◆ **TO BE DONE**
Without the pictures, repeat the listing character for character.

════════════════════

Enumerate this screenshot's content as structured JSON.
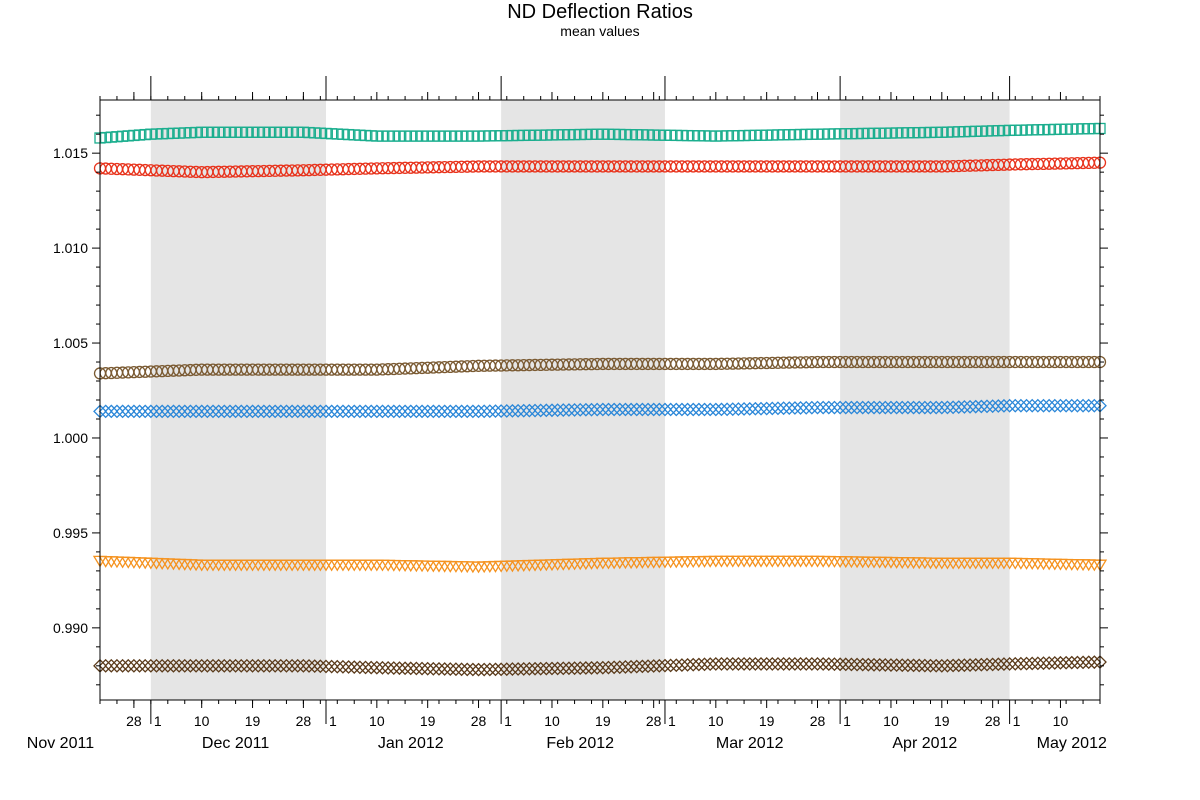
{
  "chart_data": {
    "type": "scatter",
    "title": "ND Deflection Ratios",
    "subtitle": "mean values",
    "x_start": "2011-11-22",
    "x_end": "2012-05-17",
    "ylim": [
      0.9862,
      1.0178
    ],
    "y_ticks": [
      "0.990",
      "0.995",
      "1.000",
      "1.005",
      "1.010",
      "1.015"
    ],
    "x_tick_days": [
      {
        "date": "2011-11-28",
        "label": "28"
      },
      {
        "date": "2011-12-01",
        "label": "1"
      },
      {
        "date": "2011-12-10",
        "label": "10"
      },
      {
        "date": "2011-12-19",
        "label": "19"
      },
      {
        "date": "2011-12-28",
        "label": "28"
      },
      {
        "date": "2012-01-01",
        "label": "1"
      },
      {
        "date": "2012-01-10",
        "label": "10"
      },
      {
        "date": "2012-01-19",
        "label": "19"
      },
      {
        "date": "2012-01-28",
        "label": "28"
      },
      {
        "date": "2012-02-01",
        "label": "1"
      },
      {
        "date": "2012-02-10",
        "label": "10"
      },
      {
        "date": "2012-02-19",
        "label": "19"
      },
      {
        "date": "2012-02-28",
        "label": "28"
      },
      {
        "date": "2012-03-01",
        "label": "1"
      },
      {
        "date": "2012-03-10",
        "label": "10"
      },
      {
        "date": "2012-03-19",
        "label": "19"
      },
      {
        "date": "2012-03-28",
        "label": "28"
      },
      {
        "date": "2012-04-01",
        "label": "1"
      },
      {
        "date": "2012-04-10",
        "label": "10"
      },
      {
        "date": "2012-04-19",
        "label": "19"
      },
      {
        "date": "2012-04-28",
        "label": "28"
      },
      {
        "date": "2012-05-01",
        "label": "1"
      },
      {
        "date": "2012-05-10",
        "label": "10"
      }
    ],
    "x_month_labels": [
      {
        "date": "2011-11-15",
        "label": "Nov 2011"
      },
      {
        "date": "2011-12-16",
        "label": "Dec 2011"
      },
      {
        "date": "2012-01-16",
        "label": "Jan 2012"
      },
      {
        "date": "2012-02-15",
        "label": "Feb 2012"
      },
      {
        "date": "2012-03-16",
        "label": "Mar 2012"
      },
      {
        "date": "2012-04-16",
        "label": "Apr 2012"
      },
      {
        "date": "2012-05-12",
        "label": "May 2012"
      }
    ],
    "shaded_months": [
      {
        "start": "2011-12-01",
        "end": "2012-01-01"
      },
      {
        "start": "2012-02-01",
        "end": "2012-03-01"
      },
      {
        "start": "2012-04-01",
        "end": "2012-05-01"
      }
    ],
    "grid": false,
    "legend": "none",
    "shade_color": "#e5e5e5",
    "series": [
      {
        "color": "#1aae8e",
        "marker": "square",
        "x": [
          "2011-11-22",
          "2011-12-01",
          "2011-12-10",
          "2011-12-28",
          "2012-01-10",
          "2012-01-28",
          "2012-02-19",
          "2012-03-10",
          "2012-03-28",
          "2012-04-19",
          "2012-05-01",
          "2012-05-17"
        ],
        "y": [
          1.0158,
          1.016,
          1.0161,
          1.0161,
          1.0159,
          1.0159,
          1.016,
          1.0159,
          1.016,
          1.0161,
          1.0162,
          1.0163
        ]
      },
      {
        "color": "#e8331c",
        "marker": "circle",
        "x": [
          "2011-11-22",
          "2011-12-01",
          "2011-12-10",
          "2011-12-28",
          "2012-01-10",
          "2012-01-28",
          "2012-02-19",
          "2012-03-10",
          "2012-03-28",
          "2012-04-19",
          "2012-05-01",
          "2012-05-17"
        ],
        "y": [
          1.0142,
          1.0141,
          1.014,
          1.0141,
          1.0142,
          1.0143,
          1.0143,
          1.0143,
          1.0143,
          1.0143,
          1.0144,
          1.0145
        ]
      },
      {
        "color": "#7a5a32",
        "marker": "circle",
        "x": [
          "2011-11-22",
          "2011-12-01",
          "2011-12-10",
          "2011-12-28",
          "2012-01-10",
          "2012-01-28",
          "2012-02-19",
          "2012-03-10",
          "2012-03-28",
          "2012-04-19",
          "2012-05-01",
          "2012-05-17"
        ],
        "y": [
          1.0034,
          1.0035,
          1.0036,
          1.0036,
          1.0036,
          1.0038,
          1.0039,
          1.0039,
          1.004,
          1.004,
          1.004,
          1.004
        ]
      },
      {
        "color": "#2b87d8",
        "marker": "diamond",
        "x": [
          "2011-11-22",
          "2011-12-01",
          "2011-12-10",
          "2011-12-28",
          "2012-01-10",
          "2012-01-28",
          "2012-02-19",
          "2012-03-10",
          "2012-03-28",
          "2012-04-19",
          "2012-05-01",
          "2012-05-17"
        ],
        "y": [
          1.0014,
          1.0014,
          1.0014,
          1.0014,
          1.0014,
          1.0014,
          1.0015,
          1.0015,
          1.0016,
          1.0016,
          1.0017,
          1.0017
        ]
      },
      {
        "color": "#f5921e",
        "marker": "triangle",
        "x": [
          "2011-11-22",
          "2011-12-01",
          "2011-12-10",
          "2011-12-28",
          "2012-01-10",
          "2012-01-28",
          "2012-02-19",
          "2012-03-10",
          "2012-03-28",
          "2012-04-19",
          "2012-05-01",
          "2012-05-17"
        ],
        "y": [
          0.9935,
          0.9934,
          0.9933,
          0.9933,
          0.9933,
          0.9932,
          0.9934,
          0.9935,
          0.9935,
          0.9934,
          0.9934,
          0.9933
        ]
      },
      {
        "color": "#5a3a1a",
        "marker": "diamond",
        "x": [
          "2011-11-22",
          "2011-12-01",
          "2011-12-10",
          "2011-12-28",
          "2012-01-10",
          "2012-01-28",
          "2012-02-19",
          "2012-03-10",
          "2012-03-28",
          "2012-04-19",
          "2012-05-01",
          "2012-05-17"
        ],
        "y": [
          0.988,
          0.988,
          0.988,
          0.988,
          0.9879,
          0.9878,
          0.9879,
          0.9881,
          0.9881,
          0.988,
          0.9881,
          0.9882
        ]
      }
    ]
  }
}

════════════════════

◆ **TASK RESPONSE**
Enumerate this screenshot's content as structured JSON.
{
  "chart_data": {
    "type": "scatter",
    "title": "ND Deflection Ratios",
    "subtitle": "mean values",
    "x_start": "2011-11-22",
    "x_end": "2012-05-17",
    "ylim": [
      0.9862,
      1.0178
    ],
    "y_ticks": [
      "0.990",
      "0.995",
      "1.000",
      "1.005",
      "1.010",
      "1.015"
    ],
    "x_tick_days": [
      {
        "date": "2011-11-28",
        "label": "28"
      },
      {
        "date": "2011-12-01",
        "label": "1"
      },
      {
        "date": "2011-12-10",
        "label": "10"
      },
      {
        "date": "2011-12-19",
        "label": "19"
      },
      {
        "date": "2011-12-28",
        "label": "28"
      },
      {
        "date": "2012-01-01",
        "label": "1"
      },
      {
        "date": "2012-01-10",
        "label": "10"
      },
      {
        "date": "2012-01-19",
        "label": "19"
      },
      {
        "date": "2012-01-28",
        "label": "28"
      },
      {
        "date": "2012-02-01",
        "label": "1"
      },
      {
        "date": "2012-02-10",
        "label": "10"
      },
      {
        "date": "2012-02-19",
        "label": "19"
      },
      {
        "date": "2012-02-28",
        "label": "28"
      },
      {
        "date": "2012-03-01",
        "label": "1"
      },
      {
        "date": "2012-03-10",
        "label": "10"
      },
      {
        "date": "2012-03-19",
        "label": "19"
      },
      {
        "date": "2012-03-28",
        "label": "28"
      },
      {
        "date": "2012-04-01",
        "label": "1"
      },
      {
        "date": "2012-04-10",
        "label": "10"
      },
      {
        "date": "2012-04-19",
        "label": "19"
      },
      {
        "date": "2012-04-28",
        "label": "28"
      },
      {
        "date": "2012-05-01",
        "label": "1"
      },
      {
        "date": "2012-05-10",
        "label": "10"
      }
    ],
    "x_month_labels": [
      {
        "date": "2011-11-15",
        "label": "Nov 2011"
      },
      {
        "date": "2011-12-16",
        "label": "Dec 2011"
      },
      {
        "date": "2012-01-16",
        "label": "Jan 2012"
      },
      {
        "date": "2012-02-15",
        "label": "Feb 2012"
      },
      {
        "date": "2012-03-16",
        "label": "Mar 2012"
      },
      {
        "date": "2012-04-16",
        "label": "Apr 2012"
      },
      {
        "date": "2012-05-12",
        "label": "May 2012"
      }
    ],
    "shaded_months": [
      {
        "start": "2011-12-01",
        "end": "2012-01-01"
      },
      {
        "start": "2012-02-01",
        "end": "2012-03-01"
      },
      {
        "start": "2012-04-01",
        "end": "2012-05-01"
      }
    ],
    "grid": false,
    "legend": "none",
    "shade_color": "#e5e5e5",
    "series": [
      {
        "color": "#1aae8e",
        "marker": "square",
        "x": [
          "2011-11-22",
          "2011-12-01",
          "2011-12-10",
          "2011-12-28",
          "2012-01-10",
          "2012-01-28",
          "2012-02-19",
          "2012-03-10",
          "2012-03-28",
          "2012-04-19",
          "2012-05-01",
          "2012-05-17"
        ],
        "y": [
          1.0158,
          1.016,
          1.0161,
          1.0161,
          1.0159,
          1.0159,
          1.016,
          1.0159,
          1.016,
          1.0161,
          1.0162,
          1.0163
        ]
      },
      {
        "color": "#e8331c",
        "marker": "circle",
        "x": [
          "2011-11-22",
          "2011-12-01",
          "2011-12-10",
          "2011-12-28",
          "2012-01-10",
          "2012-01-28",
          "2012-02-19",
          "2012-03-10",
          "2012-03-28",
          "2012-04-19",
          "2012-05-01",
          "2012-05-17"
        ],
        "y": [
          1.0142,
          1.0141,
          1.014,
          1.0141,
          1.0142,
          1.0143,
          1.0143,
          1.0143,
          1.0143,
          1.0143,
          1.0144,
          1.0145
        ]
      },
      {
        "color": "#7a5a32",
        "marker": "circle",
        "x": [
          "2011-11-22",
          "2011-12-01",
          "2011-12-10",
          "2011-12-28",
          "2012-01-10",
          "2012-01-28",
          "2012-02-19",
          "2012-03-10",
          "2012-03-28",
          "2012-04-19",
          "2012-05-01",
          "2012-05-17"
        ],
        "y": [
          1.0034,
          1.0035,
          1.0036,
          1.0036,
          1.0036,
          1.0038,
          1.0039,
          1.0039,
          1.004,
          1.004,
          1.004,
          1.004
        ]
      },
      {
        "color": "#2b87d8",
        "marker": "diamond",
        "x": [
          "2011-11-22",
          "2011-12-01",
          "2011-12-10",
          "2011-12-28",
          "2012-01-10",
          "2012-01-28",
          "2012-02-19",
          "2012-03-10",
          "2012-03-28",
          "2012-04-19",
          "2012-05-01",
          "2012-05-17"
        ],
        "y": [
          1.0014,
          1.0014,
          1.0014,
          1.0014,
          1.0014,
          1.0014,
          1.0015,
          1.0015,
          1.0016,
          1.0016,
          1.0017,
          1.0017
        ]
      },
      {
        "color": "#f5921e",
        "marker": "triangle",
        "x": [
          "2011-11-22",
          "2011-12-01",
          "2011-12-10",
          "2011-12-28",
          "2012-01-10",
          "2012-01-28",
          "2012-02-19",
          "2012-03-10",
          "2012-03-28",
          "2012-04-19",
          "2012-05-01",
          "2012-05-17"
        ],
        "y": [
          0.9935,
          0.9934,
          0.9933,
          0.9933,
          0.9933,
          0.9932,
          0.9934,
          0.9935,
          0.9935,
          0.9934,
          0.9934,
          0.9933
        ]
      },
      {
        "color": "#5a3a1a",
        "marker": "diamond",
        "x": [
          "2011-11-22",
          "2011-12-01",
          "2011-12-10",
          "2011-12-28",
          "2012-01-10",
          "2012-01-28",
          "2012-02-19",
          "2012-03-10",
          "2012-03-28",
          "2012-04-19",
          "2012-05-01",
          "2012-05-17"
        ],
        "y": [
          0.988,
          0.988,
          0.988,
          0.988,
          0.9879,
          0.9878,
          0.9879,
          0.9881,
          0.9881,
          0.988,
          0.9881,
          0.9882
        ]
      }
    ]
  }
}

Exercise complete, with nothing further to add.